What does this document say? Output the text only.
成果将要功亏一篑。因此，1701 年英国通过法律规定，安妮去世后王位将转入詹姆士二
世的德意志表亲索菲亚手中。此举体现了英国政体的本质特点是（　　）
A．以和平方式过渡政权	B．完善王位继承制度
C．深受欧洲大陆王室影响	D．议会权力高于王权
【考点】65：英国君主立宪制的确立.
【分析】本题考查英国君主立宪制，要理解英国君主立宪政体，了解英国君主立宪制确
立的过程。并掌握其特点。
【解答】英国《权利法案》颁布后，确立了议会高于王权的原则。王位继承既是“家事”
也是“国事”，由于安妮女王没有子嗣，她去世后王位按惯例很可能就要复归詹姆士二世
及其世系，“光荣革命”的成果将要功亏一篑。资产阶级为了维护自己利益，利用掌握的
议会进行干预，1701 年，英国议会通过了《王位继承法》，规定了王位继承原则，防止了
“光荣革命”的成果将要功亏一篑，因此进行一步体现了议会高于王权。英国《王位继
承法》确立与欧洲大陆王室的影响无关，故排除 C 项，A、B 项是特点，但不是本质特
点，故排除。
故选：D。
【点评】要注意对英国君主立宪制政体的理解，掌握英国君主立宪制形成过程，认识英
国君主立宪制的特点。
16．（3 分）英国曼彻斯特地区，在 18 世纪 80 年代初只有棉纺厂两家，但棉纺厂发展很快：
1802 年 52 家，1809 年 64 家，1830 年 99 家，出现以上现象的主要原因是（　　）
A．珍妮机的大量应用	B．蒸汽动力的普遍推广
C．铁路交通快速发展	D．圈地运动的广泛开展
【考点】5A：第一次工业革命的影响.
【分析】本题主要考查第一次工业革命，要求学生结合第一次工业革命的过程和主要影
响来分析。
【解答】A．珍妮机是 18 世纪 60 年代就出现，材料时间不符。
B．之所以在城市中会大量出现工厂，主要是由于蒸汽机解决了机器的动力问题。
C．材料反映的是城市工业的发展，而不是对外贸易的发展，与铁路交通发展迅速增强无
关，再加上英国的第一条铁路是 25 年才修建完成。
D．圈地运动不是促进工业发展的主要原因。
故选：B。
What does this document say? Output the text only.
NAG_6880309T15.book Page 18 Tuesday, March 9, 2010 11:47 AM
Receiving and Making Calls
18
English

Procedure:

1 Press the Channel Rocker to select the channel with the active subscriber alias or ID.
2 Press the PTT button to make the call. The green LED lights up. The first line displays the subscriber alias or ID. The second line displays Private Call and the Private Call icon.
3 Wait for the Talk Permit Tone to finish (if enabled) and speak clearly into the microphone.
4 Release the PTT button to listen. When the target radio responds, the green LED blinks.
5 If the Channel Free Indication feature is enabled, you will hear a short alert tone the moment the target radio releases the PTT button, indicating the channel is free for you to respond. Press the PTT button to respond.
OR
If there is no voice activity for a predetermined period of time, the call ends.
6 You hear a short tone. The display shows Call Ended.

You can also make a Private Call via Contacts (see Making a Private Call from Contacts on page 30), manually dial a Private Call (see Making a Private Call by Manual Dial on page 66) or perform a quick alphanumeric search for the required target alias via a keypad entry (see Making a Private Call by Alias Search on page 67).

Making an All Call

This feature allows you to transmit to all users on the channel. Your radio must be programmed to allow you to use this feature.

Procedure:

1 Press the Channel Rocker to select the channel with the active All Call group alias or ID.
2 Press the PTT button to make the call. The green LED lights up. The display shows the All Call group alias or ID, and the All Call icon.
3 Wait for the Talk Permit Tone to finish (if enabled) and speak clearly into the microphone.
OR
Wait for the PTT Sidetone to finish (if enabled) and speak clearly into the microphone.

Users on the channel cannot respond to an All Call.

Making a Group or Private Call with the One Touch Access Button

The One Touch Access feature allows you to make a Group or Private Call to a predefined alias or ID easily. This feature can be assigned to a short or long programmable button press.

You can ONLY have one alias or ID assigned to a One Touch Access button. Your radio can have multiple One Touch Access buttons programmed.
# # # # # # #
What is expected – Show all lines from the listing above in which "channel" appears.

The completed task –
1 Press the Channel Rocker to select the channel with the active subscriber alias or ID.
5 If the Channel Free Indication feature is enabled, you will hear a short alert tone the moment the target radio releases the PTT button, indicating the channel is free for you to respond. Press the PTT button to respond.
This feature allows you to transmit to all users on the channel. Your radio must be programmed to allow you to use this feature.
1 Press the Channel Rocker to select the channel with the active All Call group alias or ID.
Users on the channel cannot respond to an All Call.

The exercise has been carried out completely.